**Exercise objective**
Retype each record shown below, leaving every character as it is.

-- The input start --

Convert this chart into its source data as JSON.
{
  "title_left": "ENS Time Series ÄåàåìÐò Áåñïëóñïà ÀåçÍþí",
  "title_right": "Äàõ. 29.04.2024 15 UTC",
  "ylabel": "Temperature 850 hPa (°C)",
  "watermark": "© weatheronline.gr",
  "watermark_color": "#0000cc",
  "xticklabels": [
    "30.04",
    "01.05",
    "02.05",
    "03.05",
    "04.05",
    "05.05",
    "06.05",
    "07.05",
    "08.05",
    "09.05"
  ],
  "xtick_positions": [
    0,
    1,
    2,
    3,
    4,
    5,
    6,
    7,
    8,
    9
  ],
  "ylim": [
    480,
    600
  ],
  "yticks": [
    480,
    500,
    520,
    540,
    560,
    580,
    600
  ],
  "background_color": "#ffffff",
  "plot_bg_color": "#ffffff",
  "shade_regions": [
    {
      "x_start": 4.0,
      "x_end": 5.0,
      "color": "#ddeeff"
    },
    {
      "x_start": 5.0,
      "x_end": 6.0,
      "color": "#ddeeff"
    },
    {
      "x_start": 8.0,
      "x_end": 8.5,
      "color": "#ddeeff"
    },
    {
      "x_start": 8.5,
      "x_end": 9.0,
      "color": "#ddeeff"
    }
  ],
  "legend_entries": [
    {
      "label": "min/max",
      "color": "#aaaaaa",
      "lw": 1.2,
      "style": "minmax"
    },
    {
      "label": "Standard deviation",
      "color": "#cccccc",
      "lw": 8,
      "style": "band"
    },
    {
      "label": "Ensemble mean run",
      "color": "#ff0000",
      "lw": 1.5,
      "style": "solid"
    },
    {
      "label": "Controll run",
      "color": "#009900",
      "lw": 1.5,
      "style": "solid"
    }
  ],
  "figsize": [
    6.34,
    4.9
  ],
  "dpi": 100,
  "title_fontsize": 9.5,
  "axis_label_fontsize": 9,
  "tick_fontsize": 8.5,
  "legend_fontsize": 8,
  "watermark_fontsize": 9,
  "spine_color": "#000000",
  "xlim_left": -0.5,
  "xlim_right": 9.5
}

-- The input end --

**Answer in full**
Convert this chart into its source data as JSON.
{
  "title_left": "ENS Time Series ÄåàåìÐò Áåñïëóñïà ÀåçÍþí",
  "title_right": "Äàõ. 29.04.2024 15 UTC",
  "ylabel": "Temperature 850 hPa (°C)",
  "watermark": "© weatheronline.gr",
  "watermark_color": "#0000cc",
  "xticklabels": [
    "30.04",
    "01.05",
    "02.05",
    "03.05",
    "04.05",
    "05.05",
    "06.05",
    "07.05",
    "08.05",
    "09.05"
  ],
  "xtick_positions": [
    0,
    1,
    2,
    3,
    4,
    5,
    6,
    7,
    8,
    9
  ],
  "ylim": [
    480,
    600
  ],
  "yticks": [
    480,
    500,
    520,
    540,
    560,
    580,
    600
  ],
  "background_color": "#ffffff",
  "plot_bg_color": "#ffffff",
  "shade_regions": [
    {
      "x_start": 4.0,
      "x_end": 5.0,
      "color": "#ddeeff"
    },
    {
      "x_start": 5.0,
      "x_end": 6.0,
      "color": "#ddeeff"
    },
    {
      "x_start": 8.0,
      "x_end": 8.5,
      "color": "#ddeeff"
    },
    {
      "x_start": 8.5,
      "x_end": 9.0,
      "color": "#ddeeff"
    }
  ],
  "legend_entries": [
    {
      "label": "min/max",
      "color": "#aaaaaa",
      "lw": 1.2,
      "style": "minmax"
    },
    {
      "label": "Standard deviation",
      "color": "#cccccc",
      "lw": 8,
      "style": "band"
    },
    {
      "label": "Ensemble mean run",
      "color": "#ff0000",
      "lw": 1.5,
      "style": "solid"
    },
    {
      "label": "Controll run",
      "color": "#009900",
      "lw": 1.5,
      "style": "solid"
    }
  ],
  "figsize": [
    6.34,
    4.9
  ],
  "dpi": 100,
  "title_fontsize": 9.5,
  "axis_label_fontsize": 9,
  "tick_fontsize": 8.5,
  "legend_fontsize": 8,
  "watermark_fontsize": 9,
  "spine_color": "#000000",
  "xlim_left": -0.5,
  "xlim_right": 9.5
}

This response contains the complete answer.